══ Text segment
Market conditions can significantly impact the performance of an IPO. During a bullish market, IPOs tend to perform well with positive investor sentiment. Conversely, IPOs may struggle during bearish markets due to negative investor sentiment.


While investing in IPOs can offer high potential returns, it’s important to remember the principle of diversification. Investing all your money in a single IPO can be risky, so it’s usually advisable to spread your investments across various assets.

Risk Tolerance

Finally, it’s crucial to consider your personal risk tolerance when investing in IPOs. IPOs can be volatile and unpredictable, so they may not be suitable for conservative investors seeking stable returns. Always ensure that you utilize your strategies, such as understanding indices or fundamental and technical analysis. 

Final Thoughts — What is IPO in Stock Market?

IPOs represent an exciting aspect of the stock market, offering opportunities for companies to grow and for investors and even traders to potentially make profits. However, they also involve significant risks. 

Understanding the IPO process, the role of various participants, and the risks involved is key to making informed investment decisions. Remember, investing in the stock market should always be done based on thorough research and consideration.

FAQs — What is IPO in Stock Market?

Why do companies go public?

Companies go public to raise capital. The funds raised from an IPO can be used to invest in new projects, pay off existing debt, or expand business operations. Going public also increases a company’s visibility and credibility in the market.

Who can buy shares in an IPO?

Both institutional and individual investors can buy shares in an IPO. However, a portion of the shares is often reserved for large institutional investors, such as mutual funds and pension funds.
════
══ Information provided
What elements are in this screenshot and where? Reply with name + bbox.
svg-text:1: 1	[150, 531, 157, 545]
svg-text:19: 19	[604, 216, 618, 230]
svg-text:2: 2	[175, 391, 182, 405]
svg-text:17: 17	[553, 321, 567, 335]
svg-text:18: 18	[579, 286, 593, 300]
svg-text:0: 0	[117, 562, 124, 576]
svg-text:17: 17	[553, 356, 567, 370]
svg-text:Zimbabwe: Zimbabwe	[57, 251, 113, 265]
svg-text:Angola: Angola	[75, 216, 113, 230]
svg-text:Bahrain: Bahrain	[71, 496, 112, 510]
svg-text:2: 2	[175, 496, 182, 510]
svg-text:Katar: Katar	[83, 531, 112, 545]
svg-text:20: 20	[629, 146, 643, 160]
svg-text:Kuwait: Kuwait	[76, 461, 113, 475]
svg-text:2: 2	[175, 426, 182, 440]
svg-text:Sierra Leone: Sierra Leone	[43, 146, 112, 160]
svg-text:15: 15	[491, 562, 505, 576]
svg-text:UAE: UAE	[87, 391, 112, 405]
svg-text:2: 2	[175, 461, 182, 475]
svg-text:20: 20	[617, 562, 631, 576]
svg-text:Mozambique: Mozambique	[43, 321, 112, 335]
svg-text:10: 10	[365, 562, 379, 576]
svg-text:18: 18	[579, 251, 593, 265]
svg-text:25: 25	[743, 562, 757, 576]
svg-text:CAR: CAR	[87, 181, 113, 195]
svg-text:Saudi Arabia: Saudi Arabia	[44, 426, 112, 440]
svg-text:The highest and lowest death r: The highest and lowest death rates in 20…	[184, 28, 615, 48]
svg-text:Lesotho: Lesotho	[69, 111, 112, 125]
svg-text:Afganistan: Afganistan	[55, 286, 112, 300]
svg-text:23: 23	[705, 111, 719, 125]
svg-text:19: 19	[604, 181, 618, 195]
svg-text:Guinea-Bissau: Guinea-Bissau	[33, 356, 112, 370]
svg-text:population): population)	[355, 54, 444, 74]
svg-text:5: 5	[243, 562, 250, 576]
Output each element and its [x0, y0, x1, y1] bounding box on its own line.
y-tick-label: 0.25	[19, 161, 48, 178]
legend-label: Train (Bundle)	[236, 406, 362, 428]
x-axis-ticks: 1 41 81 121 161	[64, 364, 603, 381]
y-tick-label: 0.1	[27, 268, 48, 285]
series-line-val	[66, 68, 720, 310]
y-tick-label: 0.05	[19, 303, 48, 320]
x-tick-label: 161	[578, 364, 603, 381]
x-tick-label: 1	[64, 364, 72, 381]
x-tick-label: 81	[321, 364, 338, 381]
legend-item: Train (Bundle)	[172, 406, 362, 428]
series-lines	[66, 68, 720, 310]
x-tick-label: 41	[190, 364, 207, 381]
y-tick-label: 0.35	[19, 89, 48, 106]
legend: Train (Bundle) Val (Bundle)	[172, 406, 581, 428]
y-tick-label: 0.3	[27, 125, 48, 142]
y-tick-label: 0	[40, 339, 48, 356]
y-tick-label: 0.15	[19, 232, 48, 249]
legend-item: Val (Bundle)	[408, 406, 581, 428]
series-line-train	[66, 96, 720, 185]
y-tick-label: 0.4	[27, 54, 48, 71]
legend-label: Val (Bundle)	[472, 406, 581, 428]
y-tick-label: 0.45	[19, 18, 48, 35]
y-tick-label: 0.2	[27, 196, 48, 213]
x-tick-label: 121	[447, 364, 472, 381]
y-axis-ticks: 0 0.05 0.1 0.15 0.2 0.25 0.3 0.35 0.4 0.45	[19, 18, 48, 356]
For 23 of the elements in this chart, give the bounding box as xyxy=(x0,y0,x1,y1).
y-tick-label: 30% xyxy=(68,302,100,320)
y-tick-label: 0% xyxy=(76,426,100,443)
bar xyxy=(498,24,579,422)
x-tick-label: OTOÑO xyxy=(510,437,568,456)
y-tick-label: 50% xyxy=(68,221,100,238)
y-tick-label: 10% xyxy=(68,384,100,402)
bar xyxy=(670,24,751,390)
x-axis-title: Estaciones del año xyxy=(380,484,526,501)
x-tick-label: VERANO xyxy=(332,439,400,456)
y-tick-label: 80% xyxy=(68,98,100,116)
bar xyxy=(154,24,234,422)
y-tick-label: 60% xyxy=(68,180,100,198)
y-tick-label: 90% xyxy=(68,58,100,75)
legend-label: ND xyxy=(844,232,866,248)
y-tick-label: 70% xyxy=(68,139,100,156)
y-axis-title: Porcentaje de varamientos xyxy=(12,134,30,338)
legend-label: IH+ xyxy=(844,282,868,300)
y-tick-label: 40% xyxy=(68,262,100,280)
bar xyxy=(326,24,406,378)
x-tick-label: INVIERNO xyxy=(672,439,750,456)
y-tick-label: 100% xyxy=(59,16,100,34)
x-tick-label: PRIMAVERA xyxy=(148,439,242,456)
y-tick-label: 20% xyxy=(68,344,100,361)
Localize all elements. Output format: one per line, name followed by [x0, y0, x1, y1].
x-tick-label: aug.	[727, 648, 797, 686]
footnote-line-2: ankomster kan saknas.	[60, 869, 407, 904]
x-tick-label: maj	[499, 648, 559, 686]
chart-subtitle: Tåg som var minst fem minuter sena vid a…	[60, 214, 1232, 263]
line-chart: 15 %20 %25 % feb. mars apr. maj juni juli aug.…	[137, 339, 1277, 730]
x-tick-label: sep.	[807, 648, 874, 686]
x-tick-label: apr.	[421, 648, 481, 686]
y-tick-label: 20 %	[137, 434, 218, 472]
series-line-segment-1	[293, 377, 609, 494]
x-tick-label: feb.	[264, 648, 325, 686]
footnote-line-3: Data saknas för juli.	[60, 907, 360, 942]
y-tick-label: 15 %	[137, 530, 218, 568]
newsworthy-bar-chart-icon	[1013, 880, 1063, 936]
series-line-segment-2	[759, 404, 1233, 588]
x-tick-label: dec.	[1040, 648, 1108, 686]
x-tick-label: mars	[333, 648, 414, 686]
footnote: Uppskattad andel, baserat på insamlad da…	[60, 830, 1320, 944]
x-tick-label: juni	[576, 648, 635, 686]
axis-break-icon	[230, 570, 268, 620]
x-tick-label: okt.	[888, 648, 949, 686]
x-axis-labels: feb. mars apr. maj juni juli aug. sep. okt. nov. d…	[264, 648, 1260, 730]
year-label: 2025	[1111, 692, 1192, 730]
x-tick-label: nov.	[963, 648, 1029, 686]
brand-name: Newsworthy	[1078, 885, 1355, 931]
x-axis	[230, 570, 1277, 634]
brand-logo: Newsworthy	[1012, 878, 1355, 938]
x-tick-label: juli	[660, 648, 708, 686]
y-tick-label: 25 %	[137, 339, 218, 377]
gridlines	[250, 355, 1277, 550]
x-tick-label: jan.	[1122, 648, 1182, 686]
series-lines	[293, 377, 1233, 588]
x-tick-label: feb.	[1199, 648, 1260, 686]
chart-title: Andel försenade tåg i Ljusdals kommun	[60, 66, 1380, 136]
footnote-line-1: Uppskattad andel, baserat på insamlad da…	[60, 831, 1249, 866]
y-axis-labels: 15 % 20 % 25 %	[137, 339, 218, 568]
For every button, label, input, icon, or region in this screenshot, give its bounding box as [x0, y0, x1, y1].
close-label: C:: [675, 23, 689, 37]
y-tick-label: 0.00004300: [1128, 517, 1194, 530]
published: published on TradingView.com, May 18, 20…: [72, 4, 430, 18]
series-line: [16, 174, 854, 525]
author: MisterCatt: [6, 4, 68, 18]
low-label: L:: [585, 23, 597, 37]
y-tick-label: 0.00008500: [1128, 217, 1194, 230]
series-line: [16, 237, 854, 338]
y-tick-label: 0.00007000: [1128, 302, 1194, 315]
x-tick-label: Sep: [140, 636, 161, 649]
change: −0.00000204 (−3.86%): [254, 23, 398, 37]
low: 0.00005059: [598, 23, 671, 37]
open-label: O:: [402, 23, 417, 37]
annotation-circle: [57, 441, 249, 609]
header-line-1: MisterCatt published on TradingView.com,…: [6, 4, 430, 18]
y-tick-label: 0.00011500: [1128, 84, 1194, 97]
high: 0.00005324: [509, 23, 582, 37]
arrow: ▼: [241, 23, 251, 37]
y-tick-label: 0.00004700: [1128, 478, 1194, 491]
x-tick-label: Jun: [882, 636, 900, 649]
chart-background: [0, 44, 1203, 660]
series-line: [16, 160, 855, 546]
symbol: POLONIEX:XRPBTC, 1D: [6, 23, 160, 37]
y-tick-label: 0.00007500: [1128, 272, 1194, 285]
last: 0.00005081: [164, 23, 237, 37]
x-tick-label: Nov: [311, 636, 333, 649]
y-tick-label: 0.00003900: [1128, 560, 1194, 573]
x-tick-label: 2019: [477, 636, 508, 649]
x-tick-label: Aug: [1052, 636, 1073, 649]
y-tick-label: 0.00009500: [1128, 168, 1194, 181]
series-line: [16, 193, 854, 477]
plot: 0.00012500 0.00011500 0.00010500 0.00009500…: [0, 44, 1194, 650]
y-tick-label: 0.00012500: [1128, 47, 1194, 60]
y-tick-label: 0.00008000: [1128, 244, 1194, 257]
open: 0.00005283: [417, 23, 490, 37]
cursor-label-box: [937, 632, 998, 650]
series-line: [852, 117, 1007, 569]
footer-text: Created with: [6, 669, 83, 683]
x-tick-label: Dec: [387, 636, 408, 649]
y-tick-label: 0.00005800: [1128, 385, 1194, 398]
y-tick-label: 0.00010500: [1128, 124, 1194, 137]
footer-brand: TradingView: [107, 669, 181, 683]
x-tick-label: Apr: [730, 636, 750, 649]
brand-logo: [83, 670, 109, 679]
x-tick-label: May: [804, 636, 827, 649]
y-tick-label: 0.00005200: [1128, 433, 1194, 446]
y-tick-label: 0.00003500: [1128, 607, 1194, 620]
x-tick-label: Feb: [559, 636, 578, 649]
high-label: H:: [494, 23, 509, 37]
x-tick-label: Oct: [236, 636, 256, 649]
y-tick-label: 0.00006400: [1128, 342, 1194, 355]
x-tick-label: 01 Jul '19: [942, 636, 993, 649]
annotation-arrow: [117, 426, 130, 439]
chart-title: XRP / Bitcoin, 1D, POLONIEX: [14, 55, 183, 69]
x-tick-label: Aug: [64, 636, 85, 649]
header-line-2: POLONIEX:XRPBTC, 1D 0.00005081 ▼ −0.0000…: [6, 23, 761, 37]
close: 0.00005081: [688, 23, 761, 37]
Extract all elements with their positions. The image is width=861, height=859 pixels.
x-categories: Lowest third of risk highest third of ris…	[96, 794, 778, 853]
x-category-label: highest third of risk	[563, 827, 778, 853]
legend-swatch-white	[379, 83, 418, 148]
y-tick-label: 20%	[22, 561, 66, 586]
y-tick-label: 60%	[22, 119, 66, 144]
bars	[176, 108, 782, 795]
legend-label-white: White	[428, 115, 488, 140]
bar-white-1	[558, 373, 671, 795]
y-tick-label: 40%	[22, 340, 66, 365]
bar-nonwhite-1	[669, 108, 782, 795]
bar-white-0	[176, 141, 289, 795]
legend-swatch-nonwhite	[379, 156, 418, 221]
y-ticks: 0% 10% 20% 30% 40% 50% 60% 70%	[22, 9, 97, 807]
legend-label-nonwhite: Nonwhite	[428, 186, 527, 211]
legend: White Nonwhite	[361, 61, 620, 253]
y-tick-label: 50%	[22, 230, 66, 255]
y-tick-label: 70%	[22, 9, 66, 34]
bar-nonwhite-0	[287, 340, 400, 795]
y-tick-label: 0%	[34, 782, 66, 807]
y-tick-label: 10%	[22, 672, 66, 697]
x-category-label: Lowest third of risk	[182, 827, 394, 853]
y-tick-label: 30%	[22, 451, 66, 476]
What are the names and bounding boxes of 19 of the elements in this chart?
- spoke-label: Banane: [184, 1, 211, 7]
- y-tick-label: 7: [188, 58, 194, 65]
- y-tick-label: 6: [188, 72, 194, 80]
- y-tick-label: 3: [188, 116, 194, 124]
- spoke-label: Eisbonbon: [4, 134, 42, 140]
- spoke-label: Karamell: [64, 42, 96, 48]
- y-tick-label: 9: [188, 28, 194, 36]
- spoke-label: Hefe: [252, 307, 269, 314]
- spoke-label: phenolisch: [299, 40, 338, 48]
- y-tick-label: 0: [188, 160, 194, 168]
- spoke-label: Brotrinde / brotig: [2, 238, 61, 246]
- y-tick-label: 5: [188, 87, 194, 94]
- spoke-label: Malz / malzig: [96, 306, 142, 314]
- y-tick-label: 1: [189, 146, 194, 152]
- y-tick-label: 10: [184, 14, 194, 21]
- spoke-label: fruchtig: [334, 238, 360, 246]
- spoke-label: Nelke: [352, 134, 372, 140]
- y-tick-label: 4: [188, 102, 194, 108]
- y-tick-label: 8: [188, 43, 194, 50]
════
▶ [Activities]:
A: Quote the IPO article between "Final Thoughts —" and "companies go public?", inclusive.
B: According to the IPO article, for whom is a portion of IPO shares often reserved?
C: Proceed with the IPO article from its last sentence onward.

▶ [Exercise responses]:
A:
Final Thoughts — What is IPO in Stock Market?

IPOs represent an exciting aspect of the stock market, offering opportunities for companies to grow and for investors and even traders to potentially make profits. However, they also involve significant risks. 

Understanding the IPO process, the role of various participants, and the risks involved is key to making informed investment decisions. Remember, investing in the stock market should always be done based on thorough research and consideration.

FAQs — What is IPO in Stock Market?

Why do companies go public?

B: Large institutional investors, such as mutual funds and pension funds.

C:
How is the price of an IPO share determined?

The underwriting investment bank determines the price of an IPO share. The bank considers the company’s financial health, market conditions, and investor demand.

Can a company go back to being private after an IPO?

Yes, a company can return to being private after an IPO through a “take-private” deal. This usually involves a private equity firm, a group of investors, or the company’s management buying out most of the company’s shares.

What is a ‘lock-up’ period in an IPO?

A lock-up period is a contractual restriction preventing insiders who already have shares, like employees or early investors, from selling their shares for a certain period after the IPO. This is usually done to prevent the market from being flooded with too many company stock shares.

What is book building in an IPO?

Book building is a process of determining the price at which an IPO will be offered. Potential investors are asked how many shares they would like and at what price, helping to gauge demand and set an appropriate price for the IPO.

What is a red herring prospectus?

As part of the IPO process, a company files a preliminary document called a red herring prospectus with the Securities and Exchange Commission (SEC). It includes information about the company and its business but does not list the number of shares to be issued or the price range for the IPO.

What is oversubscription in an IPO?

Oversubscription occurs when the demand for shares in an IPO exceeds the number of shares available. In such cases, the shares are usually allocated on a pro-rata basis.

What is the greenshoe option in an IPO?

A greenshoe option allows underwriters to buy up to an additional 15% of shares at the offering price for a certain period after the IPO. This helps stabilize the share price by allowing the underwriters to sell more shares if demand is high or buy back shares if demand is low.

Can I sell my shares immediately after an IPO?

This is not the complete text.